Exercise brief —
The entries that follow should be written out exactly.

....................

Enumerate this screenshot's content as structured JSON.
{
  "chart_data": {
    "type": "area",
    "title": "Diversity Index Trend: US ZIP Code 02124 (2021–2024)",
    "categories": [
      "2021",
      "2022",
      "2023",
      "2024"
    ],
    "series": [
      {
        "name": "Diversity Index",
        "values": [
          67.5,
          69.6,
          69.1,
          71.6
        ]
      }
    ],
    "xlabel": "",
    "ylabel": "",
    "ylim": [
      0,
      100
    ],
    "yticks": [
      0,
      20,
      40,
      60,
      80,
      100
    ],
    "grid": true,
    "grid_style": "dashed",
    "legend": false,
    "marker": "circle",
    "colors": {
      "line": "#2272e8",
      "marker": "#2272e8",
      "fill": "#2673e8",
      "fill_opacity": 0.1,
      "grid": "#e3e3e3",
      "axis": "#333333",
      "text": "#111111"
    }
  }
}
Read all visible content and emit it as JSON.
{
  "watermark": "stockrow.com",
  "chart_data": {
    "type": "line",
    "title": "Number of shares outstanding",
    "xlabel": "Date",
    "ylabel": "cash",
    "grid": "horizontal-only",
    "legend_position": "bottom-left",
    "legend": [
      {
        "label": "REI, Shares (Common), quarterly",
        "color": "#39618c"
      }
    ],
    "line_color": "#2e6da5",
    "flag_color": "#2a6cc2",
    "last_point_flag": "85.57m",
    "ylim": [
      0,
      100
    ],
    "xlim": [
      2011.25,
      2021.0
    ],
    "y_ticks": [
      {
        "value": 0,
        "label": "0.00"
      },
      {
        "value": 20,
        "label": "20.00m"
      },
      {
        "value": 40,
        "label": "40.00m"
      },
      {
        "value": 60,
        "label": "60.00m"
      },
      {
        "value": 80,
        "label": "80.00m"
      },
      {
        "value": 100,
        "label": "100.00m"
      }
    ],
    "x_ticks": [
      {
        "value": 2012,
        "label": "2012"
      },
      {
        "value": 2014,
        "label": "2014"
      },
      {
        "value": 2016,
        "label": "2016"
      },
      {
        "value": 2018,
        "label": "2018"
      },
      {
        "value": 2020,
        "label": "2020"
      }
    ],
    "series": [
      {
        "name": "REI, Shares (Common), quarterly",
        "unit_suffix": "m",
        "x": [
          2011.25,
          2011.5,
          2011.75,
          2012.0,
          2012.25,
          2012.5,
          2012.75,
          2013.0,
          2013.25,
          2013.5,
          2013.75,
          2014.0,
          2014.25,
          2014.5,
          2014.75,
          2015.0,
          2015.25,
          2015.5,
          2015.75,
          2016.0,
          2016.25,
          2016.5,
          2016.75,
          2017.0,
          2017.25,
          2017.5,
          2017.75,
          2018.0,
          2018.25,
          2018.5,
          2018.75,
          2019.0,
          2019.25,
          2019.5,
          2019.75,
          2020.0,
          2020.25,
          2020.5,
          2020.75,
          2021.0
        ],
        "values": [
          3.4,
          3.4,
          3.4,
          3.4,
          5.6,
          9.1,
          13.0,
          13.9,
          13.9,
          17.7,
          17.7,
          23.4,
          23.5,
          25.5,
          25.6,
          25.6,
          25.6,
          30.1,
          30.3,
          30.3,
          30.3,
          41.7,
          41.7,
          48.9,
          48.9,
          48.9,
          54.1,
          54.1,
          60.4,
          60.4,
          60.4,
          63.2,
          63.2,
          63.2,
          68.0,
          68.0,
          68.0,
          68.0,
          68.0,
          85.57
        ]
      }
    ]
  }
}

....................

Exercise answer —
Enumerate this screenshot's content as structured JSON.
{
  "chart_data": {
    "type": "area",
    "title": "Diversity Index Trend: US ZIP Code 02124 (2021–2024)",
    "categories": [
      "2021",
      "2022",
      "2023",
      "2024"
    ],
    "series": [
      {
        "name": "Diversity Index",
        "values": [
          67.5,
          69.6,
          69.1,
          71.6
        ]
      }
    ],
    "xlabel": "",
    "ylabel": "",
    "ylim": [
      0,
      100
    ],
    "yticks": [
      0,
      20,
      40,
      60,
      80,
      100
    ],
    "grid": true,
    "grid_style": "dashed",
    "legend": false,
    "marker": "circle",
    "colors": {
      "line": "#2272e8",
      "marker": "#2272e8",
      "fill": "#2673e8",
      "fill_opacity": 0.1,
      "grid": "#e3e3e3",
      "axis": "#333333",
      "text": "#111111"
    }
  }
}
Read all visible content and emit it as JSON.
{
  "watermark": "stockrow.com",
  "chart_data": {
    "type": "line",
    "title": "Number of shares outstanding",
    "xlabel": "Date",
    "ylabel": "cash",
    "grid": "horizontal-only",
    "legend_position": "bottom-left",
    "legend": [
      {
        "label": "REI, Shares (Common), quarterly",
        "color": "#39618c"
      }
    ],
    "line_color": "#2e6da5",
    "flag_color": "#2a6cc2",
    "last_point_flag": "85.57m",
    "ylim": [
      0,
      100
    ],
    "xlim": [
      2011.25,
      2021.0
    ],
    "y_ticks": [
      {
        "value": 0,
        "label": "0.00"
      },
      {
        "value": 20,
        "label": "20.00m"
      },
      {
        "value": 40,
        "label": "40.00m"
      },
      {
        "value": 60,
        "label": "60.00m"
      },
      {
        "value": 80,
        "label": "80.00m"
      },
      {
        "value": 100,
        "label": "100.00m"
      }
    ],
    "x_ticks": [
      {
        "value": 2012,
        "label": "2012"
      },
      {
        "value": 2014,
        "label": "2014"
      },
      {
        "value": 2016,
        "label": "2016"
      },
      {
        "value": 2018,
        "label": "2018"
      },
      {
        "value": 2020,
        "label": "2020"
      }
    ],
    "series": [
      {
        "name": "REI, Shares (Common), quarterly",
        "unit_suffix": "m",
        "x": [
          2011.25,
          2011.5,
          2011.75,
          2012.0,
          2012.25,
          2012.5,
          2012.75,
          2013.0,
          2013.25,
          2013.5,
          2013.75,
          2014.0,
          2014.25,
          2014.5,
          2014.75,
          2015.0,
          2015.25,
          2015.5,
          2015.75,
          2016.0,
          2016.25,
          2016.5,
          2016.75,
          2017.0,
          2017.25,
          2017.5,
          2017.75,
          2018.0,
          2018.25,
          2018.5,
          2018.75,
          2019.0,
          2019.25,
          2019.5,
          2019.75,
          2020.0,
          2020.25,
          2020.5,
          2020.75,
          2021.0
        ],
        "values": [
          3.4,
          3.4,
          3.4,
          3.4,
          5.6,
          9.1,
          13.0,
          13.9,
          13.9,
          17.7,
          17.7,
          23.4,
          23.5,
          25.5,
          25.6,
          25.6,
          25.6,
          30.1,
          30.3,
          30.3,
          30.3,
          41.7,
          41.7,
          48.9,
          48.9,
          48.9,
          54.1,
          54.1,
          60.4,
          60.4,
          60.4,
          63.2,
          63.2,
          63.2,
          68.0,
          68.0,
          68.0,
          68.0,
          68.0,
          85.57
        ]
      }
    ]
  }
}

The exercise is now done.